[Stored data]
════════
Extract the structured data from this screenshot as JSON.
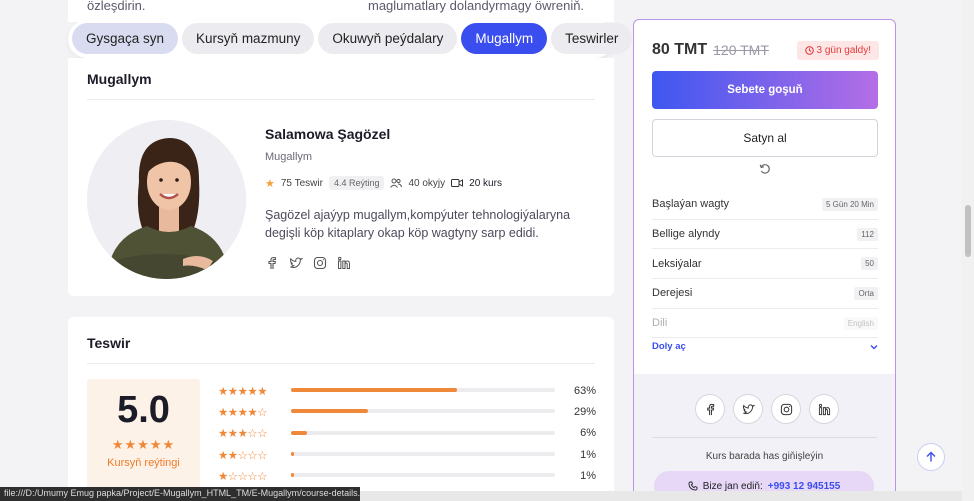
{
  "intro_fragment": {
    "left_text": "özleşdirin.",
    "right_text": "maglumatlary dolandyrmagy öwreniň."
  },
  "tabs": [
    {
      "label": "Gysgaça syn",
      "state": "overview"
    },
    {
      "label": "Kursyň mazmuny",
      "state": ""
    },
    {
      "label": "Okuwyň peýdalary",
      "state": ""
    },
    {
      "label": "Mugallym",
      "state": "active"
    },
    {
      "label": "Teswirler",
      "state": ""
    }
  ],
  "instructor": {
    "section_title": "Mugallym",
    "name": "Salamowa Şagözel",
    "role": "Mugallym",
    "reviews": "75 Teswir",
    "rating": "4.4 Reýting",
    "students": "40 okyjy",
    "courses": "20 kurs",
    "bio": "Şagözel ajaýyp mugallym,kompýuter tehnologiýalaryna degişli köp kitaplary okap köp wagtyny sarp edidi."
  },
  "review": {
    "section_title": "Teswir",
    "score": "5.0",
    "score_label": "Kursyň reýtingi",
    "rows": [
      {
        "stars": 5,
        "percent": 63,
        "label": "63%"
      },
      {
        "stars": 4,
        "percent": 29,
        "label": "29%"
      },
      {
        "stars": 3,
        "percent": 6,
        "label": "6%"
      },
      {
        "stars": 2,
        "percent": 1,
        "label": "1%"
      },
      {
        "stars": 1,
        "percent": 1,
        "label": "1%"
      }
    ]
  },
  "sidebar": {
    "price": "80 TMT",
    "old_price": "120 TMT",
    "days_left": "3 gün galdy!",
    "cart_button": "Sebete goşuň",
    "buy_button": "Satyn al",
    "info": [
      {
        "label": "Başlaýan wagty",
        "value": "5 Gün 20 Min"
      },
      {
        "label": "Bellige alyndy",
        "value": "112"
      },
      {
        "label": "Leksiýalar",
        "value": "50"
      },
      {
        "label": "Derejesi",
        "value": "Orta"
      },
      {
        "label": "Dili",
        "value": "English"
      }
    ],
    "more_label": "Doly aç",
    "share_text": "Kurs barada has giňişleýin",
    "contact_label": "Bize jan ediň:",
    "contact_phone": "+993 12 945155"
  },
  "status_url": "file:///D:/Umumy Emug papka/Project/E-Mugallym_HTML_TM/E-Mugallym/course-details.html#overview",
  "colors": {
    "accent": "#3a4ef0",
    "star": "#f0883a",
    "alert": "#e53a3a",
    "sidebar_border": "#b995e8"
  }
}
════════
** SHORT PROBLEM **
Reproduce each line from the records that contains the word "Kursyň".

** EXPECTED ANSWER **
      "label": "Kursyň mazmuny",
    "score_label": "Kursyň reýtingi",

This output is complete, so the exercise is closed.